Entries with figure data:

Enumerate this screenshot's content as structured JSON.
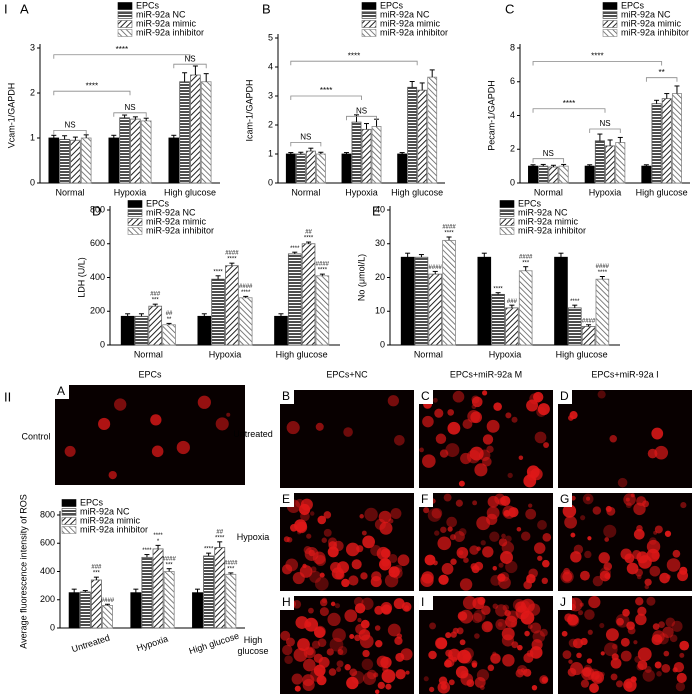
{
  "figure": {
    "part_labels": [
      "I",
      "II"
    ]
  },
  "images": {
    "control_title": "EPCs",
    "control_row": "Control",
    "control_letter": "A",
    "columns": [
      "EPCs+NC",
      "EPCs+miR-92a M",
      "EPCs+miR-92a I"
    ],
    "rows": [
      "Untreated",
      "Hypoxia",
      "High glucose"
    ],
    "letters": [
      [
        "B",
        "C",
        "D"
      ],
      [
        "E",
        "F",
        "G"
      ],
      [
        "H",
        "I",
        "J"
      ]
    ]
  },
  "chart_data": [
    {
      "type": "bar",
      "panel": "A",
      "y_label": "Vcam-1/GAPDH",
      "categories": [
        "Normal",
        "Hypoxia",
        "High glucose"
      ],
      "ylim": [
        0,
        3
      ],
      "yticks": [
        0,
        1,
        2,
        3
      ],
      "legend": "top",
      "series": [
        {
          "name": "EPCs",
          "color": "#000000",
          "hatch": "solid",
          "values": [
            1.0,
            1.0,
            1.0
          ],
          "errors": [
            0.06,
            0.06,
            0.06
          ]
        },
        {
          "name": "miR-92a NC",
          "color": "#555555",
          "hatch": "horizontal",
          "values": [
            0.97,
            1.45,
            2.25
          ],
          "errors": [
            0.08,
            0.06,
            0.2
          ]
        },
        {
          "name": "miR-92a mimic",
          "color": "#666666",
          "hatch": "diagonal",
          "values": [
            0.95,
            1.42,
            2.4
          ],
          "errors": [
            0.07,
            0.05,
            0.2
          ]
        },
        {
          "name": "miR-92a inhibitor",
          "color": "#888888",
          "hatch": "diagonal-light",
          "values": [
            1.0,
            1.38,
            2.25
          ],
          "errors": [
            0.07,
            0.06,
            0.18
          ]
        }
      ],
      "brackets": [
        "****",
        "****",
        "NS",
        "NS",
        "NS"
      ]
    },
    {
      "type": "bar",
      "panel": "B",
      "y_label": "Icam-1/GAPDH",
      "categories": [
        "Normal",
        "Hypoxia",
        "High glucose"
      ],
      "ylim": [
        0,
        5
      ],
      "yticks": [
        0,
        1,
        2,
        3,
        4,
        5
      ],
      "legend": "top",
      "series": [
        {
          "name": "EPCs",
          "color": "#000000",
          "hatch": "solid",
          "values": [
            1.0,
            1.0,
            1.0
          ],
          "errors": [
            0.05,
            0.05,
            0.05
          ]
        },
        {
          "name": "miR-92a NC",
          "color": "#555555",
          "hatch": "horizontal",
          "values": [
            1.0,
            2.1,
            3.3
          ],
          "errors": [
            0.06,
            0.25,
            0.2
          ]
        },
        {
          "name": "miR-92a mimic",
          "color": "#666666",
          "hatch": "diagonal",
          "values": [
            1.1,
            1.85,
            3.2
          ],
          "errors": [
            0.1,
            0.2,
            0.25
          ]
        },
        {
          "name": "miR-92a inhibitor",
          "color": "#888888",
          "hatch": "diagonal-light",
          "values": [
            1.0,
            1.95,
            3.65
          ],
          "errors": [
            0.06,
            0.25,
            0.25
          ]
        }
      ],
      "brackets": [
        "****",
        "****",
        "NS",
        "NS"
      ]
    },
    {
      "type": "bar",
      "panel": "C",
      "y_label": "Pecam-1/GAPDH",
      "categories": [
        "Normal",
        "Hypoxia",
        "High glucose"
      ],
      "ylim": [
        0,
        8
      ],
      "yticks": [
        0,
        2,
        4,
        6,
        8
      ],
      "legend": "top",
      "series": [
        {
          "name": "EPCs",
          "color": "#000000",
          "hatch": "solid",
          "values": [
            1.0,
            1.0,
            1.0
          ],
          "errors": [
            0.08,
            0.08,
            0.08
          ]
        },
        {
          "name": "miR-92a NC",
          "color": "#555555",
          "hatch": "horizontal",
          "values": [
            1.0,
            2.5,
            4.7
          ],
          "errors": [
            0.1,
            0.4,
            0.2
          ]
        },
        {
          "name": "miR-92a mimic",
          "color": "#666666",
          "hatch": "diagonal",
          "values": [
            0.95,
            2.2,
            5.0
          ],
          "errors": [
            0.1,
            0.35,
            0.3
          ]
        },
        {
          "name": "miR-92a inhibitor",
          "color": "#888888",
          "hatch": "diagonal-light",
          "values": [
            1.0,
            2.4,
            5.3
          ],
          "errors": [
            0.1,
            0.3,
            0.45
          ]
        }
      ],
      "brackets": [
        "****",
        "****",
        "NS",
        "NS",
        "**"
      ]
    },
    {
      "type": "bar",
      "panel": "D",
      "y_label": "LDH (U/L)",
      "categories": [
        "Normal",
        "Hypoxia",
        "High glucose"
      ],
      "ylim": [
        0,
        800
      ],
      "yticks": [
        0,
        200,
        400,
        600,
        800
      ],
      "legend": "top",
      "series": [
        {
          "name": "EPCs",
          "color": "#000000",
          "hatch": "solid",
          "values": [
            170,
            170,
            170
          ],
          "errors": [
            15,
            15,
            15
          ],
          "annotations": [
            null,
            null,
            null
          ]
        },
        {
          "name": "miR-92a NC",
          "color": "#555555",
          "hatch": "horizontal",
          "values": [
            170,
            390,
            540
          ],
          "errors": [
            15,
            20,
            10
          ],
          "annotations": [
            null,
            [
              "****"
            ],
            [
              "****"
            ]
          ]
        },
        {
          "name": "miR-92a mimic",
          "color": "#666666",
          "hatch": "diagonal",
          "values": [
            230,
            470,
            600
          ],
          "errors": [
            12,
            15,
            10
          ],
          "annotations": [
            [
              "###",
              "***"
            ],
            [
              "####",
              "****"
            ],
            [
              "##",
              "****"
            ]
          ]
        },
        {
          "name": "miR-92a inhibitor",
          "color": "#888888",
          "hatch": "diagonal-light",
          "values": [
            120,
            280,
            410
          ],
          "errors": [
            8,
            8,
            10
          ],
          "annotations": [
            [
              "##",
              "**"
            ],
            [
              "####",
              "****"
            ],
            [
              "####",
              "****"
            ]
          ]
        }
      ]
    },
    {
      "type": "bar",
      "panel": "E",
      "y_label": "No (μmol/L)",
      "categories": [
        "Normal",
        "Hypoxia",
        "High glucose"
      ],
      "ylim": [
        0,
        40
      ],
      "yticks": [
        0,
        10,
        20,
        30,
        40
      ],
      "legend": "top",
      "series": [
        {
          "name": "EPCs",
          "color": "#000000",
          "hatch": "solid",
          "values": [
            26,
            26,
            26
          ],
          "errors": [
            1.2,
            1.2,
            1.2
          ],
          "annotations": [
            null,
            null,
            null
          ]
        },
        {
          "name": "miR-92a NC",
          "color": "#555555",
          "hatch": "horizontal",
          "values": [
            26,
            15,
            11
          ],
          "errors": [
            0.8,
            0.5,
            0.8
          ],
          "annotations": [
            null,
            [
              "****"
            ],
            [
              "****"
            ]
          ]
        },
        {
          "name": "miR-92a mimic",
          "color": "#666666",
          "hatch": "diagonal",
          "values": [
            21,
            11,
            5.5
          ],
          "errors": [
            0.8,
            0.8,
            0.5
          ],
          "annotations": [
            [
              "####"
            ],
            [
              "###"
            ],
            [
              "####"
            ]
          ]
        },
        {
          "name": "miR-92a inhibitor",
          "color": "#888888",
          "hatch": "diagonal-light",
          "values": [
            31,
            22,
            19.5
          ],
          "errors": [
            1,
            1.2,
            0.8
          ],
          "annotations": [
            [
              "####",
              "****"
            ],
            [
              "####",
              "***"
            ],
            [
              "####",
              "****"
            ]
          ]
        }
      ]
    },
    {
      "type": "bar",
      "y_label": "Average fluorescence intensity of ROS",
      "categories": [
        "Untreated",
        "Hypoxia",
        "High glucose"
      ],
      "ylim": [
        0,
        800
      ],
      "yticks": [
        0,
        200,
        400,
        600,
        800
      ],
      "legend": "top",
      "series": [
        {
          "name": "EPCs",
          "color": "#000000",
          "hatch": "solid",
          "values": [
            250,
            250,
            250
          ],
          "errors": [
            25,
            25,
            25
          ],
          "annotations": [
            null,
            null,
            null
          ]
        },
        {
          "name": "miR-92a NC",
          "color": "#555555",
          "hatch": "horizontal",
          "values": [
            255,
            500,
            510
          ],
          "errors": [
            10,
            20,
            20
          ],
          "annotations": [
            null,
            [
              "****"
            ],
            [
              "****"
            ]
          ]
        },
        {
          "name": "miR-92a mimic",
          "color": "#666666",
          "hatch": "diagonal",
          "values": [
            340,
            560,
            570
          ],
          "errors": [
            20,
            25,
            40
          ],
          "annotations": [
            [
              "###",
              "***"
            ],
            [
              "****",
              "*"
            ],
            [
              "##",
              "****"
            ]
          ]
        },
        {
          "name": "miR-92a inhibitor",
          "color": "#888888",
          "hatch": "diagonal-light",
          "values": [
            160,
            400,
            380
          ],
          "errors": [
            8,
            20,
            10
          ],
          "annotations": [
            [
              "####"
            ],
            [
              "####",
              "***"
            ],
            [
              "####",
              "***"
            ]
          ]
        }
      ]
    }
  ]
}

...

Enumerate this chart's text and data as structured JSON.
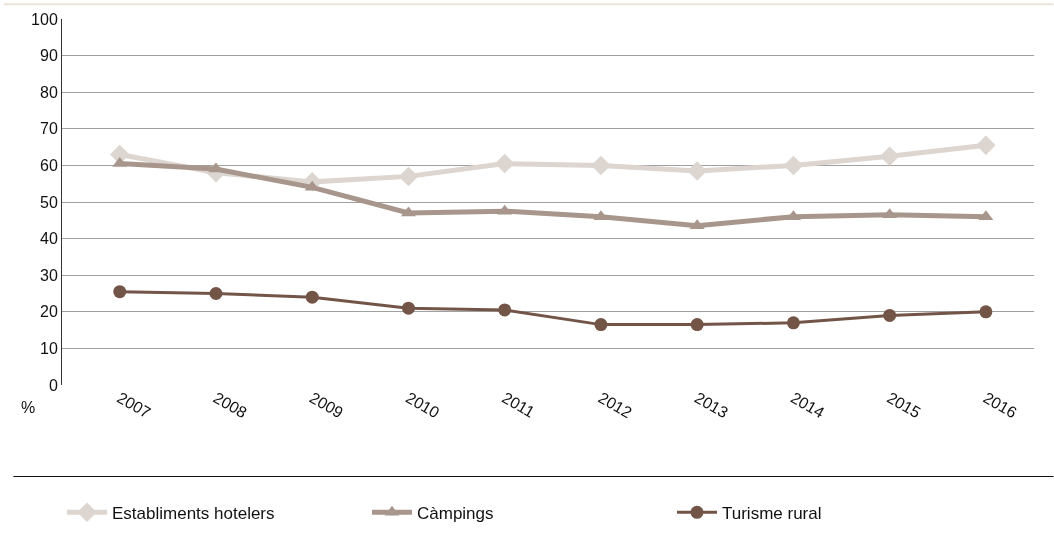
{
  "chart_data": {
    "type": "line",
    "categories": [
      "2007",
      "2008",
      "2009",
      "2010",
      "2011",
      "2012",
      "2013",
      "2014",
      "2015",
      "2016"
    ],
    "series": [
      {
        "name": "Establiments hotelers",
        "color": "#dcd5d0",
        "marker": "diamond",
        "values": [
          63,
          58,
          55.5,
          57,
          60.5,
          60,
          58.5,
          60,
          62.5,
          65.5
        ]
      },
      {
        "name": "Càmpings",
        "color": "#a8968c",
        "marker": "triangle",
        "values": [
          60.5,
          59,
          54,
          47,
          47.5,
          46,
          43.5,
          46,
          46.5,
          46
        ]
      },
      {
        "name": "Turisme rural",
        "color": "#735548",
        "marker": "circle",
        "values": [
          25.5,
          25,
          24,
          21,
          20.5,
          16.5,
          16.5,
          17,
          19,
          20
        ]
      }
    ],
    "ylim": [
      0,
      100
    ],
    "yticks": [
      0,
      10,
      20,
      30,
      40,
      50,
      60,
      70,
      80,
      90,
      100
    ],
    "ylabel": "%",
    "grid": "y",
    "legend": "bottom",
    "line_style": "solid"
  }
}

---

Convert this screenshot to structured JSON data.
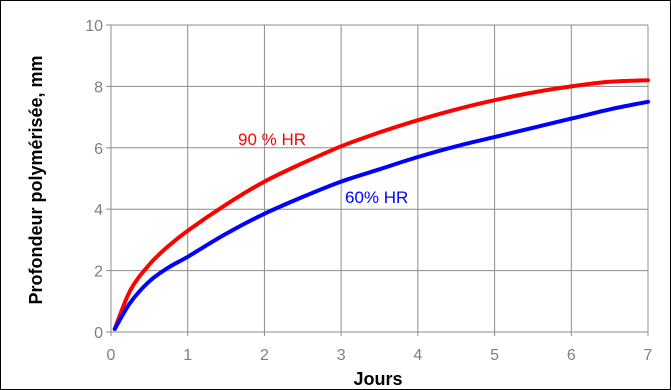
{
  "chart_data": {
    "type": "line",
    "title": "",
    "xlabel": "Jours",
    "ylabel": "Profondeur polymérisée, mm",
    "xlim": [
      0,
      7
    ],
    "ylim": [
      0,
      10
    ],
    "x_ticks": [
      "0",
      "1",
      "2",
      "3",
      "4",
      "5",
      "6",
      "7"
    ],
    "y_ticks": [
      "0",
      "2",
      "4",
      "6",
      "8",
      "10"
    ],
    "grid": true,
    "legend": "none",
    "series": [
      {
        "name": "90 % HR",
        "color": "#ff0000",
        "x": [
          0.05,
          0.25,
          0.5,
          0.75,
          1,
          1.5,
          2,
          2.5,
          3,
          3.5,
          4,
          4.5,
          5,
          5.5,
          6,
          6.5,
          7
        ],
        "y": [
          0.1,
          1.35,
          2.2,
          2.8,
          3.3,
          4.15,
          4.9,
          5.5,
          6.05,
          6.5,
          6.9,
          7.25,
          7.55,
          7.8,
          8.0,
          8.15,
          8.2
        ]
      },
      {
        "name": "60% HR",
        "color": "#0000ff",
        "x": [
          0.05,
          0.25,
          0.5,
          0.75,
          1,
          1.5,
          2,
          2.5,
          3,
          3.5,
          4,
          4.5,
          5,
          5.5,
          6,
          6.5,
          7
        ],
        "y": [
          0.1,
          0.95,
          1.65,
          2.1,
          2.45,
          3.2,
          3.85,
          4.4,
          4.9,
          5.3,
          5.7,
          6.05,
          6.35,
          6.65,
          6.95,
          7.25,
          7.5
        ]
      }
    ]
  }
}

### Set problem
Scan the records above for the string "GAPDH", then select every line that holds it.

### Problem solution
      "y_label": "Vcam-1/GAPDH",
      "y_label": "Icam-1/GAPDH",
      "y_label": "Pecam-1/GAPDH",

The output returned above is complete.